**STATED TASK**
Search the data below for "floor"; list each line that holds it.

---- RECORDS FOR THE TASK

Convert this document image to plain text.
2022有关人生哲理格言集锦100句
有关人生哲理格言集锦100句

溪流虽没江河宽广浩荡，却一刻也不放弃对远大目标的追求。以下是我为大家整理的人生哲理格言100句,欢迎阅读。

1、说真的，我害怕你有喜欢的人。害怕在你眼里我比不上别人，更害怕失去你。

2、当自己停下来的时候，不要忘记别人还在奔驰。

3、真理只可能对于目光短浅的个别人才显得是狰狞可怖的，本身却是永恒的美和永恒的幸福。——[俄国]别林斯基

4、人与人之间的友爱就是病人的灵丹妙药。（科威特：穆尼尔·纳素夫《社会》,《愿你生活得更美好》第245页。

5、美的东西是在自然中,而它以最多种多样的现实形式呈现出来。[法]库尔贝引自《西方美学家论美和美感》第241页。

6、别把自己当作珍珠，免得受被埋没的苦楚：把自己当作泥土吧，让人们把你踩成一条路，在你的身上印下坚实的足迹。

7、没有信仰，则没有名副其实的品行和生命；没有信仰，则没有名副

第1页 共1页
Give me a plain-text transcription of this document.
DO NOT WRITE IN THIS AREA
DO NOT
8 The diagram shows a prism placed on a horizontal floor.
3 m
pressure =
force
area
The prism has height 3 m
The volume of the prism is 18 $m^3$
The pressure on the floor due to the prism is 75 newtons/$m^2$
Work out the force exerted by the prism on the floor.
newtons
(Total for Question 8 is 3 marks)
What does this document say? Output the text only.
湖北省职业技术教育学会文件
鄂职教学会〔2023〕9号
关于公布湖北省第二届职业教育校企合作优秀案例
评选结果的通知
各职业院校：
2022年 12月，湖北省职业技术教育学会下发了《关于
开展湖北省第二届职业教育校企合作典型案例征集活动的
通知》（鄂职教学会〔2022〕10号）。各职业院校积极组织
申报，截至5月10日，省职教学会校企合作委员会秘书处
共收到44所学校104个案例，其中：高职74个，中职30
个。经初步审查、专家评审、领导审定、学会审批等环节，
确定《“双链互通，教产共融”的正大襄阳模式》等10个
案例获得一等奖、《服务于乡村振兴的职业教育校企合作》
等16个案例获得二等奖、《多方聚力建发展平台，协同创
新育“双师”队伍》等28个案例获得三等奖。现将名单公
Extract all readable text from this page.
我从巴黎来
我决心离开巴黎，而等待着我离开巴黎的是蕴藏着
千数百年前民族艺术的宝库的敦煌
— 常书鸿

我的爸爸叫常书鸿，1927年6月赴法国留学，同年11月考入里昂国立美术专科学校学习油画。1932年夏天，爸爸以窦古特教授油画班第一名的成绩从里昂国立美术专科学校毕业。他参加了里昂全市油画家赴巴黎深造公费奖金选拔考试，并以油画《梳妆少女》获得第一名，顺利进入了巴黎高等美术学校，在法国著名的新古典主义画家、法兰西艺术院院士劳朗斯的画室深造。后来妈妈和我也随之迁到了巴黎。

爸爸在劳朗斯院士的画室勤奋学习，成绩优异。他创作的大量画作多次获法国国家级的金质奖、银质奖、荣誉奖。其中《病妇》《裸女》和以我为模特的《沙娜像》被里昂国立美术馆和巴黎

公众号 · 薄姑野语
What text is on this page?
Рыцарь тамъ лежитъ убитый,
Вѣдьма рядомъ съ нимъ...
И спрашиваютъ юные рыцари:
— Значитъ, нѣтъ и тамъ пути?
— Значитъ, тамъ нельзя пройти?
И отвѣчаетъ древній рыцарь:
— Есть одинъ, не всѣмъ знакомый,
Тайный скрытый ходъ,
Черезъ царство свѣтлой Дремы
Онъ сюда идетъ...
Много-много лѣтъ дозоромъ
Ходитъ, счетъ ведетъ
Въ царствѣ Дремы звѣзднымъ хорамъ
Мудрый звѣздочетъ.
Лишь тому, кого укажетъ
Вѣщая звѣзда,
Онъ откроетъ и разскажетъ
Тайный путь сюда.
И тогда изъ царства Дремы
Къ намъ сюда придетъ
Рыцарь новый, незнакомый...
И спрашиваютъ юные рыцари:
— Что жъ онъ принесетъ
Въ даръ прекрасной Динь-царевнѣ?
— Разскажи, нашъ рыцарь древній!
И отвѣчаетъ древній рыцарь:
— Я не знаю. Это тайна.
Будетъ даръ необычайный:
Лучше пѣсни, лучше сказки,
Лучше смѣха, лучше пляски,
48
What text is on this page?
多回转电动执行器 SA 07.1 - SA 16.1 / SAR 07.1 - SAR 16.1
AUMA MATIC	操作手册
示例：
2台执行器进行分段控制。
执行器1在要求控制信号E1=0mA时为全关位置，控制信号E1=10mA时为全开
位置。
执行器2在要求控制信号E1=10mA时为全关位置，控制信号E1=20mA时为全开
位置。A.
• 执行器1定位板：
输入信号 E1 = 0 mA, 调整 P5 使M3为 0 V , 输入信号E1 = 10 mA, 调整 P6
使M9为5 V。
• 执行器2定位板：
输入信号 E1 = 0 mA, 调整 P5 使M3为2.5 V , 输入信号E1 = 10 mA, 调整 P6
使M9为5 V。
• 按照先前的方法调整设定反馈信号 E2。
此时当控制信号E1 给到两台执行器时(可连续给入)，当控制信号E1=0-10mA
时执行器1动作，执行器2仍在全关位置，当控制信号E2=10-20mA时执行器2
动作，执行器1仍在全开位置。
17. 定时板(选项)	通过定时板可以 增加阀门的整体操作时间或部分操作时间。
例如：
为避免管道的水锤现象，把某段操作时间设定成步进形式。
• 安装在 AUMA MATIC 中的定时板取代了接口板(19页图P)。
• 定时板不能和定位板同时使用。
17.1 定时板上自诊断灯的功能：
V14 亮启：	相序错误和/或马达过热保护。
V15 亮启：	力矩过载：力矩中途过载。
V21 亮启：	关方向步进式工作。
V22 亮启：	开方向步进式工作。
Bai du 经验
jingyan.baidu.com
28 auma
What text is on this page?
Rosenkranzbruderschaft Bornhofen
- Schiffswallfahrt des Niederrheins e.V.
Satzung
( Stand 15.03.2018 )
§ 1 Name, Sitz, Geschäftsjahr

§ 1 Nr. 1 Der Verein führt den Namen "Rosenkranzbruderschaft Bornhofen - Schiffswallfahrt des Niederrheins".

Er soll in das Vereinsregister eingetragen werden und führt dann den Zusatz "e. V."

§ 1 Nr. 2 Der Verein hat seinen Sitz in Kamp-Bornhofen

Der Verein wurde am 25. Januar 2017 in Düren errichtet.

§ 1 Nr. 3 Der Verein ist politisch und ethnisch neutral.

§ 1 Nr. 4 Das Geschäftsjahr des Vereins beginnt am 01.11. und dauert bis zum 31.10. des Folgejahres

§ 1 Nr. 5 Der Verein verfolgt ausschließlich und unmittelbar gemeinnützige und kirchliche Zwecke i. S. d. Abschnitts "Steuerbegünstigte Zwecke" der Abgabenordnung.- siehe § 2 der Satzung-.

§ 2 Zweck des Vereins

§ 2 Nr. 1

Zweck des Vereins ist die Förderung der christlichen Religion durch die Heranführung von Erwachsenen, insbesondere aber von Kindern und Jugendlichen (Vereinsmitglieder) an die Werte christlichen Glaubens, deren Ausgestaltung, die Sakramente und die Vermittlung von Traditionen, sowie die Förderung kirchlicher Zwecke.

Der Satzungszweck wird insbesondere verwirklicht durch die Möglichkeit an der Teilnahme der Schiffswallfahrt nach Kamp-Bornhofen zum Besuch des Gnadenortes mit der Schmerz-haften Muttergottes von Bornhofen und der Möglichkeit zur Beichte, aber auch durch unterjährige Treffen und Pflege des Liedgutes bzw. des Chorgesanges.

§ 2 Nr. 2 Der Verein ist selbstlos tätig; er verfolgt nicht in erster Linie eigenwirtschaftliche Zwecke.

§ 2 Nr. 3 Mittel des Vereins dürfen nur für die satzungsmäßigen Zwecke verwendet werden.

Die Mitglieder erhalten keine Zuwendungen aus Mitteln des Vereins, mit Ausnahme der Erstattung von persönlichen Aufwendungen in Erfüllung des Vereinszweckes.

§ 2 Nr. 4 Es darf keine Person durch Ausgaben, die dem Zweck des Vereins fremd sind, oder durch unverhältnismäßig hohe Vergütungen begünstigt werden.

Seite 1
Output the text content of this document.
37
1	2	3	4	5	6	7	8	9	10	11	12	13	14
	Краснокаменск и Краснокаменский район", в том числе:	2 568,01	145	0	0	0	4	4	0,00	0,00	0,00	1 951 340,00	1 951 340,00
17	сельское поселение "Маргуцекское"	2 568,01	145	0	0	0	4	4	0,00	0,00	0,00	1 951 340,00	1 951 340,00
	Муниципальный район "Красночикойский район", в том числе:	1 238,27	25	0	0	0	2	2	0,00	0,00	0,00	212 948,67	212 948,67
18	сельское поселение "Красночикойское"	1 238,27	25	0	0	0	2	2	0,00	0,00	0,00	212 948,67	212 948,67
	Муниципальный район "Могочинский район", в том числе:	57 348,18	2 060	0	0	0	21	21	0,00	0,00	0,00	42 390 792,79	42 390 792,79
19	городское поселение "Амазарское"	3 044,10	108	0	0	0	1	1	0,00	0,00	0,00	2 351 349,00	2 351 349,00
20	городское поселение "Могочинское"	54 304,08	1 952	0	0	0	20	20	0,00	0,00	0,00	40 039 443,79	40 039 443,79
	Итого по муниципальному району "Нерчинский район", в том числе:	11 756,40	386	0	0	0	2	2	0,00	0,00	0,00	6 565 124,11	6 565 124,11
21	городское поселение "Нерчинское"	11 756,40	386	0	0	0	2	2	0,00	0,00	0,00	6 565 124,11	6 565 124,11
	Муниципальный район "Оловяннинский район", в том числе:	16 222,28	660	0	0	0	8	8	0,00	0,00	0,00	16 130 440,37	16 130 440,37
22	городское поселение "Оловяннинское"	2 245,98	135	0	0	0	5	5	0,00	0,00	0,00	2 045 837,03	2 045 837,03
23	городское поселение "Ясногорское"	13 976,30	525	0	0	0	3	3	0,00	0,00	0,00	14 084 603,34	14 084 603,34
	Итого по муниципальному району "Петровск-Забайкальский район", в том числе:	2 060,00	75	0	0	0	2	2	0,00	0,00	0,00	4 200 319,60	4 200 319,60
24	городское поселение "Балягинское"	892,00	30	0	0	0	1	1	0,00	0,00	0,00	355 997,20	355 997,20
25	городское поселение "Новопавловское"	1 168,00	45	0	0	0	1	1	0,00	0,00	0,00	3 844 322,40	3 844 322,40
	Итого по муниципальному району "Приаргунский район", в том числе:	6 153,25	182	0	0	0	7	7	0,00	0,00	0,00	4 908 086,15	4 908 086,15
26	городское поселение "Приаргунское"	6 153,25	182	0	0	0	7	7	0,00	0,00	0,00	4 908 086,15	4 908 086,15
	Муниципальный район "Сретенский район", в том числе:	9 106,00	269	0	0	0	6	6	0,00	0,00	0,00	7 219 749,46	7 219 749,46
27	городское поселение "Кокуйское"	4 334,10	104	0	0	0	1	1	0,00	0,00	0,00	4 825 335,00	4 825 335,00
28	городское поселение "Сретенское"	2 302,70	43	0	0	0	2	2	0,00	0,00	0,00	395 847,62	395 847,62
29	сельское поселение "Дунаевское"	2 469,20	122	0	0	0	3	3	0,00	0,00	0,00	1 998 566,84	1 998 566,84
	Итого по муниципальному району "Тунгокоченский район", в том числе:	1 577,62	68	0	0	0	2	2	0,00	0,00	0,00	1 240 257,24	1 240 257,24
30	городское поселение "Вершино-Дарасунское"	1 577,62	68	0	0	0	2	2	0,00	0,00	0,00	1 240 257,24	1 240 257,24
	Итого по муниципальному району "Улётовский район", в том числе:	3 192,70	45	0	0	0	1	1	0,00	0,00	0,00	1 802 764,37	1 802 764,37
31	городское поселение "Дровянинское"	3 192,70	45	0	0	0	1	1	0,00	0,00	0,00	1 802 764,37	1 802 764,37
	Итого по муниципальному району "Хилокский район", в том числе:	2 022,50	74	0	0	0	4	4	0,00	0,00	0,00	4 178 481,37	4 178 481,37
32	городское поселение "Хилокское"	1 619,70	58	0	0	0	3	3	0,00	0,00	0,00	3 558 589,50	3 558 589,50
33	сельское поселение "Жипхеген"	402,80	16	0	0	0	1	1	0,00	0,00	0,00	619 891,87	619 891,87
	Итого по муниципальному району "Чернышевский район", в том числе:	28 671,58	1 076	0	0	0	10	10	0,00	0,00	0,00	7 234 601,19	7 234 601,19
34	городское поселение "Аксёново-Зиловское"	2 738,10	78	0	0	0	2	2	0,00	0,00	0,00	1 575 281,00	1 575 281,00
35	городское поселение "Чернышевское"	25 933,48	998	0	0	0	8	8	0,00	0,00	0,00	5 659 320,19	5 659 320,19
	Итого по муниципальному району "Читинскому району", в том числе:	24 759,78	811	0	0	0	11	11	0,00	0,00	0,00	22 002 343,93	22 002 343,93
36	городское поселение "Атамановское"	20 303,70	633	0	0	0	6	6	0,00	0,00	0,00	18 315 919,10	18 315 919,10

--------

**OUTPUT OF THE TASK**
8 The diagram shows a prism placed on a horizontal floor.
The pressure on the floor due to the prism is 75 newtons/$m^2$
Work out the force exerted by the prism on the floor.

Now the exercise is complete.